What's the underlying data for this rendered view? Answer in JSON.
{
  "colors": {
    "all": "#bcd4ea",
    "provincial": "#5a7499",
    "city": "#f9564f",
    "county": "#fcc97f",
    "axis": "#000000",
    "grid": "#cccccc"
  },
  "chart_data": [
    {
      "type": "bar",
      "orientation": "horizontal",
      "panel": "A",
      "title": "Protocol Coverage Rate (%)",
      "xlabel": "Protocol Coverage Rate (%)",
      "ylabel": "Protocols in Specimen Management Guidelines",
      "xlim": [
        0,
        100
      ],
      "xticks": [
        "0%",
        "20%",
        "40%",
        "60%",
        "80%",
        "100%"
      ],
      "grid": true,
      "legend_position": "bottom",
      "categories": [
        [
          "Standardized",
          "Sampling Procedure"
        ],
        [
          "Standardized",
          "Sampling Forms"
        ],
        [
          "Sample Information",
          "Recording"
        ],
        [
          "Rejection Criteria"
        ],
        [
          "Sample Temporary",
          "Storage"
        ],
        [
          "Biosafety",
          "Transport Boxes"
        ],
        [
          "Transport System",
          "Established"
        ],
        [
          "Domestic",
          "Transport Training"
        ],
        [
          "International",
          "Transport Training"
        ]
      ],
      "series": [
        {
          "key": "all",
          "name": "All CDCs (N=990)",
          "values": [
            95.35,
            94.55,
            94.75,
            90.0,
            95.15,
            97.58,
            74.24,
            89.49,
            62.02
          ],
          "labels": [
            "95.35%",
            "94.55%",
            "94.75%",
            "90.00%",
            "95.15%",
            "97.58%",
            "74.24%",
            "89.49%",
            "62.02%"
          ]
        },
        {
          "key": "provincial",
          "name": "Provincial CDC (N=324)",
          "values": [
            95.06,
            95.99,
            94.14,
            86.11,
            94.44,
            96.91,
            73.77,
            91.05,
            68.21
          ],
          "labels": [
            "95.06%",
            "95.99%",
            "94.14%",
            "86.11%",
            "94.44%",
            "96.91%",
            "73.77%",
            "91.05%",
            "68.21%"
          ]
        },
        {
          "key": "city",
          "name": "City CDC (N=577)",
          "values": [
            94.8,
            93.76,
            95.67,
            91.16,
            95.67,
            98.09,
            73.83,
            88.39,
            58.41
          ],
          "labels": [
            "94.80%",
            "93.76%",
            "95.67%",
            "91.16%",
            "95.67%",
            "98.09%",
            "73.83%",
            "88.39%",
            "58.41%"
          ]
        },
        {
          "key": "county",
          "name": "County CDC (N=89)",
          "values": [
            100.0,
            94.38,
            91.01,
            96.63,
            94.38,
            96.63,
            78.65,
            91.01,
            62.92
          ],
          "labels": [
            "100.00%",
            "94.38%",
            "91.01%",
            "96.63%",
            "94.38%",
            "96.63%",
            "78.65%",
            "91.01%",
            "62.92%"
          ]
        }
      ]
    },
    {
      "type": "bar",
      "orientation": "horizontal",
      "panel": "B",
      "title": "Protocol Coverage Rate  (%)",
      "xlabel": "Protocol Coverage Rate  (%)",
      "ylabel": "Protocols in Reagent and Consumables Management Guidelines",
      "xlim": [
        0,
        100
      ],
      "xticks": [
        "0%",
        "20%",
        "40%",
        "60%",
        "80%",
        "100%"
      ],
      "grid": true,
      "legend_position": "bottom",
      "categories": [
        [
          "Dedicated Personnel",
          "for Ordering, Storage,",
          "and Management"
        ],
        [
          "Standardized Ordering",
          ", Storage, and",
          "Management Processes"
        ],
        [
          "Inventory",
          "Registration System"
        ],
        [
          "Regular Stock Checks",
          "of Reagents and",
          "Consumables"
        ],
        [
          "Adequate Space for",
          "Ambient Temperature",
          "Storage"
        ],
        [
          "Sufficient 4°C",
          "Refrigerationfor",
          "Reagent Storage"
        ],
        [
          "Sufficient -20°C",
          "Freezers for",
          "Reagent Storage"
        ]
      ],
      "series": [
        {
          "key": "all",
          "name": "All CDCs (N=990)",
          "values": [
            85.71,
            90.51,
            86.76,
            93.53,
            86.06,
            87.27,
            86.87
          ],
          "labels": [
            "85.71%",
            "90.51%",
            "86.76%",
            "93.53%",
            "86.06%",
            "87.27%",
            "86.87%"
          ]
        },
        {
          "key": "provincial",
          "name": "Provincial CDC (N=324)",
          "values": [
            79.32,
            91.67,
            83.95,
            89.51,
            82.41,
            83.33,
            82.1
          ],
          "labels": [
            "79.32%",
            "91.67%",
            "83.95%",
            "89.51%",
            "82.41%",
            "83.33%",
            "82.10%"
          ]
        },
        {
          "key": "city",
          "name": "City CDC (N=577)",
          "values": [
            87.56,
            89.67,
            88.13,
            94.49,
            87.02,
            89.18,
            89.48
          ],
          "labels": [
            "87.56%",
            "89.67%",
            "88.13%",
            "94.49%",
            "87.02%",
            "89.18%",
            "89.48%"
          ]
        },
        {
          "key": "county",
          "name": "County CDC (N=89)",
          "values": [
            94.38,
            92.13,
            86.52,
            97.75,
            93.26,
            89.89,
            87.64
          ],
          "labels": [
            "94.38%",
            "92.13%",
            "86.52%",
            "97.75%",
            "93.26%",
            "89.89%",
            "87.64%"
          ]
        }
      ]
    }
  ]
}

-- -- --

* Written exercise *
From the records above, extract every entry verbatim.

* Task answer *
What's the underlying data for this rendered view? Answer in JSON.
{
  "colors": {
    "all": "#bcd4ea",
    "provincial": "#5a7499",
    "city": "#f9564f",
    "county": "#fcc97f",
    "axis": "#000000",
    "grid": "#cccccc"
  },
  "chart_data": [
    {
      "type": "bar",
      "orientation": "horizontal",
      "panel": "A",
      "title": "Protocol Coverage Rate (%)",
      "xlabel": "Protocol Coverage Rate (%)",
      "ylabel": "Protocols in Specimen Management Guidelines",
      "xlim": [
        0,
        100
      ],
      "xticks": [
        "0%",
        "20%",
        "40%",
        "60%",
        "80%",
        "100%"
      ],
      "grid": true,
      "legend_position": "bottom",
      "categories": [
        [
          "Standardized",
          "Sampling Procedure"
        ],
        [
          "Standardized",
          "Sampling Forms"
        ],
        [
          "Sample Information",
          "Recording"
        ],
        [
          "Rejection Criteria"
        ],
        [
          "Sample Temporary",
          "Storage"
        ],
        [
          "Biosafety",
          "Transport Boxes"
        ],
        [
          "Transport System",
          "Established"
        ],
        [
          "Domestic",
          "Transport Training"
        ],
        [
          "International",
          "Transport Training"
        ]
      ],
      "series": [
        {
          "key": "all",
          "name": "All CDCs (N=990)",
          "values": [
            95.35,
            94.55,
            94.75,
            90.0,
            95.15,
            97.58,
            74.24,
            89.49,
            62.02
          ],
          "labels": [
            "95.35%",
            "94.55%",
            "94.75%",
            "90.00%",
            "95.15%",
            "97.58%",
            "74.24%",
            "89.49%",
            "62.02%"
          ]
        },
        {
          "key": "provincial",
          "name": "Provincial CDC (N=324)",
          "values": [
            95.06,
            95.99,
            94.14,
            86.11,
            94.44,
            96.91,
            73.77,
            91.05,
            68.21
          ],
          "labels": [
            "95.06%",
            "95.99%",
            "94.14%",
            "86.11%",
            "94.44%",
            "96.91%",
            "73.77%",
            "91.05%",
            "68.21%"
          ]
        },
        {
          "key": "city",
          "name": "City CDC (N=577)",
          "values": [
            94.8,
            93.76,
            95.67,
            91.16,
            95.67,
            98.09,
            73.83,
            88.39,
            58.41
          ],
          "labels": [
            "94.80%",
            "93.76%",
            "95.67%",
            "91.16%",
            "95.67%",
            "98.09%",
            "73.83%",
            "88.39%",
            "58.41%"
          ]
        },
        {
          "key": "county",
          "name": "County CDC (N=89)",
          "values": [
            100.0,
            94.38,
            91.01,
            96.63,
            94.38,
            96.63,
            78.65,
            91.01,
            62.92
          ],
          "labels": [
            "100.00%",
            "94.38%",
            "91.01%",
            "96.63%",
            "94.38%",
            "96.63%",
            "78.65%",
            "91.01%",
            "62.92%"
          ]
        }
      ]
    },
    {
      "type": "bar",
      "orientation": "horizontal",
      "panel": "B",
      "title": "Protocol Coverage Rate  (%)",
      "xlabel": "Protocol Coverage Rate  (%)",
      "ylabel": "Protocols in Reagent and Consumables Management Guidelines",
      "xlim": [
        0,
        100
      ],
      "xticks": [
        "0%",
        "20%",
        "40%",
        "60%",
        "80%",
        "100%"
      ],
      "grid": true,
      "legend_position": "bottom",
      "categories": [
        [
          "Dedicated Personnel",
          "for Ordering, Storage,",
          "and Management"
        ],
        [
          "Standardized Ordering",
          ", Storage, and",
          "Management Processes"
        ],
        [
          "Inventory",
          "Registration System"
        ],
        [
          "Regular Stock Checks",
          "of Reagents and",
          "Consumables"
        ],
        [
          "Adequate Space for",
          "Ambient Temperature",
          "Storage"
        ],
        [
          "Sufficient 4°C",
          "Refrigerationfor",
          "Reagent Storage"
        ],
        [
          "Sufficient -20°C",
          "Freezers for",
          "Reagent Storage"
        ]
      ],
      "series": [
        {
          "key": "all",
          "name": "All CDCs (N=990)",
          "values": [
            85.71,
            90.51,
            86.76,
            93.53,
            86.06,
            87.27,
            86.87
          ],
          "labels": [
            "85.71%",
            "90.51%",
            "86.76%",
            "93.53%",
            "86.06%",
            "87.27%",
            "86.87%"
          ]
        },
        {
          "key": "provincial",
          "name": "Provincial CDC (N=324)",
          "values": [
            79.32,
            91.67,
            83.95,
            89.51,
            82.41,
            83.33,
            82.1
          ],
          "labels": [
            "79.32%",
            "91.67%",
            "83.95%",
            "89.51%",
            "82.41%",
            "83.33%",
            "82.10%"
          ]
        },
        {
          "key": "city",
          "name": "City CDC (N=577)",
          "values": [
            87.56,
            89.67,
            88.13,
            94.49,
            87.02,
            89.18,
            89.48
          ],
          "labels": [
            "87.56%",
            "89.67%",
            "88.13%",
            "94.49%",
            "87.02%",
            "89.18%",
            "89.48%"
          ]
        },
        {
          "key": "county",
          "name": "County CDC (N=89)",
          "values": [
            94.38,
            92.13,
            86.52,
            97.75,
            93.26,
            89.89,
            87.64
          ],
          "labels": [
            "94.38%",
            "92.13%",
            "86.52%",
            "97.75%",
            "93.26%",
            "89.89%",
            "87.64%"
          ]
        }
      ]
    }
  ]
}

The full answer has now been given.